[Data items]

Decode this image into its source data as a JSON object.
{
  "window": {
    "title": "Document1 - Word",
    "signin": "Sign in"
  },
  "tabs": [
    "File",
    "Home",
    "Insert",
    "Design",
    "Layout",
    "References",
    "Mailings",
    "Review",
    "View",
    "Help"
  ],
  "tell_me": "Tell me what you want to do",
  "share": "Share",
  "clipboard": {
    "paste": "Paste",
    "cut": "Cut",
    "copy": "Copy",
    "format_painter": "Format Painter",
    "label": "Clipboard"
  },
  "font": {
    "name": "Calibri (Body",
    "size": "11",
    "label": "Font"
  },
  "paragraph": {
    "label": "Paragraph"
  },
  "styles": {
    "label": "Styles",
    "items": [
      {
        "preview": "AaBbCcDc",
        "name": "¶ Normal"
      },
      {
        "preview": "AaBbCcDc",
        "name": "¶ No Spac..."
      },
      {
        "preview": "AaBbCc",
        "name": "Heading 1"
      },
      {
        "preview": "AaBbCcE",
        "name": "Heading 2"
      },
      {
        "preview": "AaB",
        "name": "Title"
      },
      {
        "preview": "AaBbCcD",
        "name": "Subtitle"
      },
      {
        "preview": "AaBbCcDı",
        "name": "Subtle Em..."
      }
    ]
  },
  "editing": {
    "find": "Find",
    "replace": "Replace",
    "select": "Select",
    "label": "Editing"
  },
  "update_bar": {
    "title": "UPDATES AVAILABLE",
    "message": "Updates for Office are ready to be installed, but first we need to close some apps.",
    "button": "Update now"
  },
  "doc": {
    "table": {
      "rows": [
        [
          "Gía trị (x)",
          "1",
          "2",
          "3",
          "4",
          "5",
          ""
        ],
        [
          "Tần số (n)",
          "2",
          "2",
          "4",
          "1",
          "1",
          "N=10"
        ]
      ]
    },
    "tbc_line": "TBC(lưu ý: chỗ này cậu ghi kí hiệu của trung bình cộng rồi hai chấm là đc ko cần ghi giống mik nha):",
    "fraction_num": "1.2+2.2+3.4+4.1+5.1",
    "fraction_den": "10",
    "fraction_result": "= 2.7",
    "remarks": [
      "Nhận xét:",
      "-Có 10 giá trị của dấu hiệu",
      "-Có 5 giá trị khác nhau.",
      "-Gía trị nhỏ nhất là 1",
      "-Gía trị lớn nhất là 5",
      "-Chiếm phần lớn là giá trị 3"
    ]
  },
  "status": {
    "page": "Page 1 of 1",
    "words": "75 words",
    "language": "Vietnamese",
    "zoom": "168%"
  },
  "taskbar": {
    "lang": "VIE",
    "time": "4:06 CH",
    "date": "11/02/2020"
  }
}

DIRECTIVE: Out of the preceding entries, pull every line containing the string "hiệu".

RESULT OF THE EXERCISE:
    "tbc_line": "TBC(lưu ý: chỗ này cậu ghi kí hiệu của trung bình cộng rồi hai chấm là đc ko cần ghi giống mik nha):",
      "-Có 10 giá trị của dấu hiệu",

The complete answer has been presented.